What is expected: Can you pull out each line of the data below that includes the word "groupe"?
□ □ □ □
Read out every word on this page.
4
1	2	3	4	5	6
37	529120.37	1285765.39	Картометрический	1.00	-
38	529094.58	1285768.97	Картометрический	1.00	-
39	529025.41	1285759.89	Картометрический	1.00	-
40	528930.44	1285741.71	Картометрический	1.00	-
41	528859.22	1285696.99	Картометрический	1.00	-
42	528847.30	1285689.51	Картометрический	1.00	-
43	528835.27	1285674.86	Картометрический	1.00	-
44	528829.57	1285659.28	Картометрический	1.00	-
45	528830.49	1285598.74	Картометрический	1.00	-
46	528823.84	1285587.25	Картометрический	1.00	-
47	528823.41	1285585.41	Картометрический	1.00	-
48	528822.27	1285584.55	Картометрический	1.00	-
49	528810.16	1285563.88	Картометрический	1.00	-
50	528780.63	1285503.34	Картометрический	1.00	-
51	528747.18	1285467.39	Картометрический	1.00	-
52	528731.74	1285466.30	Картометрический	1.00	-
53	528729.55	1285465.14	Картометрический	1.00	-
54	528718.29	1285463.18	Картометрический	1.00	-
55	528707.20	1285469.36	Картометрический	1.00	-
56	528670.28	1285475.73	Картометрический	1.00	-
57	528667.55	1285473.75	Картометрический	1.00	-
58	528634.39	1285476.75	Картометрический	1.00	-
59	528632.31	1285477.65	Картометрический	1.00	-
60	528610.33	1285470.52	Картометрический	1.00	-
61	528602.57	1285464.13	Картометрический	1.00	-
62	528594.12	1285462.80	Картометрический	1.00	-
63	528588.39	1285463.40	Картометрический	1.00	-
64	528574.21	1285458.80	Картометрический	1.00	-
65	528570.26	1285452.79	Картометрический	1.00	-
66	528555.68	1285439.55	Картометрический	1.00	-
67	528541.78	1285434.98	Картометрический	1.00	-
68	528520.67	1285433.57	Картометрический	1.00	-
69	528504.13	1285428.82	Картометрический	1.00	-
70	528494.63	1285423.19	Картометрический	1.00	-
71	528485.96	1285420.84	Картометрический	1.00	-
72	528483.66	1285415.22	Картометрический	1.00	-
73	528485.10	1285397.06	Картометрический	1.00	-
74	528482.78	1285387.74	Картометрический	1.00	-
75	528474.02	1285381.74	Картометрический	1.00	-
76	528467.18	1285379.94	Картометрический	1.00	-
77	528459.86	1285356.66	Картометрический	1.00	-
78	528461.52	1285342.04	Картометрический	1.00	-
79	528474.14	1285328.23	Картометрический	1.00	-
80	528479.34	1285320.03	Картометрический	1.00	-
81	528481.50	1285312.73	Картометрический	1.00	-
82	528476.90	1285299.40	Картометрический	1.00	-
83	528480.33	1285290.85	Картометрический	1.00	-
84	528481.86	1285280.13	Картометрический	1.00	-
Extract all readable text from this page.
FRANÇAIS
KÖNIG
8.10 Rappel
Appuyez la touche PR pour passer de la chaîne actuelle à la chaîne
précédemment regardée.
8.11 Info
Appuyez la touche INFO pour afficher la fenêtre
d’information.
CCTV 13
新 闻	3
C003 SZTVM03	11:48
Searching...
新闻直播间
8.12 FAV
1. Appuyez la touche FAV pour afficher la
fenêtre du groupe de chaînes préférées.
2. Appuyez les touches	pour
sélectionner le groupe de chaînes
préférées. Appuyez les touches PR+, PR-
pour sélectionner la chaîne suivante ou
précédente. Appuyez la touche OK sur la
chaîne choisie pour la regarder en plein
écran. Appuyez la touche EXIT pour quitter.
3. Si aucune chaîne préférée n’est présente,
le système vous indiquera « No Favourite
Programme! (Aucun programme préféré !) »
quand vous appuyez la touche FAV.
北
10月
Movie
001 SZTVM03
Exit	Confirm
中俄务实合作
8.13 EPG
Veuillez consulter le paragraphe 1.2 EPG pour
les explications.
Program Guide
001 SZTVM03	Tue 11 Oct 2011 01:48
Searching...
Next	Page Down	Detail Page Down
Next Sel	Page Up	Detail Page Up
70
□ □ □ □
Answer to the task:
fenêtre du groupe de chaînes préférées.
sélectionner le groupe de chaînes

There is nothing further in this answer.